▶ **Requirements**
Put every line of the data below into a Markdown table with the columns Row and Data line. Number the rows in order and skip any blank lines.

** Start Extracted records **

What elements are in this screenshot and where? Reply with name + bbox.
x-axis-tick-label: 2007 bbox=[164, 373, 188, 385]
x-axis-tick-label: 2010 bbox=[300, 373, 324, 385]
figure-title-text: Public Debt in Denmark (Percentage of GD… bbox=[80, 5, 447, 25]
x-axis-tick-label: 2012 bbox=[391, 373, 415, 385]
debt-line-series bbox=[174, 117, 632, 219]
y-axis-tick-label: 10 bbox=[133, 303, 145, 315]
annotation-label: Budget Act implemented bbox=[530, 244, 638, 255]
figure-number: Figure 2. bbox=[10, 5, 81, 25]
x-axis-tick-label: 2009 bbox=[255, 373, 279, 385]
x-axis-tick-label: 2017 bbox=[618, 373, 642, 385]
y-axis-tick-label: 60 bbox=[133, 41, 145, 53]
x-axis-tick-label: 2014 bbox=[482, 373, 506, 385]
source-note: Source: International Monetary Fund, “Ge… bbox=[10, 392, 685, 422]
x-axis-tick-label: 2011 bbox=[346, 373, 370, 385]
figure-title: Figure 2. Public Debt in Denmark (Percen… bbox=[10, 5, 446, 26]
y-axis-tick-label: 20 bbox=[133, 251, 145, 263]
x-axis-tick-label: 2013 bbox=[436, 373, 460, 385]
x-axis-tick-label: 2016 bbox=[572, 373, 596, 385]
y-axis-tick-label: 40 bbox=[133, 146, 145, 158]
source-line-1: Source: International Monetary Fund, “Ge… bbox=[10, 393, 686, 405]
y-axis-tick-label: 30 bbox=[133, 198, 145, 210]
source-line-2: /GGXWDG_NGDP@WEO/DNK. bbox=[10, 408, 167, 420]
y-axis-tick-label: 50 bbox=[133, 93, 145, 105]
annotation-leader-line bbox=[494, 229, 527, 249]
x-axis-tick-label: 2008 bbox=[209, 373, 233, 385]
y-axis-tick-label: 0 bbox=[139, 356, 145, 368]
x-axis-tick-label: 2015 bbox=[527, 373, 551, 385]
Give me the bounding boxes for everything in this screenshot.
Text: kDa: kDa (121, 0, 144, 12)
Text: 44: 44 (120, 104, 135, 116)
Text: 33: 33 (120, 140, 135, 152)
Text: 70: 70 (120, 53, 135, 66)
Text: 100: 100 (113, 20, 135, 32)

** End Extracted records **

▶ **Right answer**
| Row | Data line |
|---|---|
| 1 | What elements are in this screenshot and where? Reply with name + bbox. |
| 2 | x-axis-tick-label: 2007 bbox=[164, 373, 188, 385] |
| 3 | x-axis-tick-label: 2010 bbox=[300, 373, 324, 385] |
| 4 | figure-title-text: Public Debt in Denmark (Percentage of GD… bbox=[80, 5, 447, 25] |
| 5 | x-axis-tick-label: 2012 bbox=[391, 373, 415, 385] |
| 6 | debt-line-series bbox=[174, 117, 632, 219] |
| 7 | y-axis-tick-label: 10 bbox=[133, 303, 145, 315] |
| 8 | annotation-label: Budget Act implemented bbox=[530, 244, 638, 255] |
| 9 | figure-number: Figure 2. bbox=[10, 5, 81, 25] |
| 10 | x-axis-tick-label: 2009 bbox=[255, 373, 279, 385] |
| 11 | x-axis-tick-label: 2017 bbox=[618, 373, 642, 385] |
| 12 | y-axis-tick-label: 60 bbox=[133, 41, 145, 53] |
| 13 | x-axis-tick-label: 2014 bbox=[482, 373, 506, 385] |
| 14 | source-note: Source: International Monetary Fund, “Ge… bbox=[10, 392, 685, 422] |
| 15 | x-axis-tick-label: 2011 bbox=[346, 373, 370, 385] |
| 16 | figure-title: Figure 2. Public Debt in Denmark (Percen… bbox=[10, 5, 446, 26] |
| 17 | y-axis-tick-label: 20 bbox=[133, 251, 145, 263] |
| 18 | x-axis-tick-label: 2013 bbox=[436, 373, 460, 385] |
| 19 | x-axis-tick-label: 2016 bbox=[572, 373, 596, 385] |
| 20 | y-axis-tick-label: 40 bbox=[133, 146, 145, 158] |
| 21 | source-line-1: Source: International Monetary Fund, “Ge… bbox=[10, 393, 686, 405] |
| 22 | y-axis-tick-label: 30 bbox=[133, 198, 145, 210] |
| 23 | source-line-2: /GGXWDG_NGDP@WEO/DNK. bbox=[10, 408, 167, 420] |
| 24 | y-axis-tick-label: 50 bbox=[133, 93, 145, 105] |
| 25 | annotation-leader-line bbox=[494, 229, 527, 249] |
| 26 | x-axis-tick-label: 2008 bbox=[209, 373, 233, 385] |
| 27 | y-axis-tick-label: 0 bbox=[139, 356, 145, 368] |
| 28 | x-axis-tick-label: 2015 bbox=[527, 373, 551, 385] |
| 29 | Give me the bounding boxes for everything in this screenshot. |
| 30 | Text: kDa: kDa (121, 0, 144, 12) |
| 31 | Text: 44: 44 (120, 104, 135, 116) |
| 32 | Text: 33: 33 (120, 140, 135, 152) |
| 33 | Text: 70: 70 (120, 53, 135, 66) |
| 34 | Text: 100: 100 (113, 20, 135, 32) |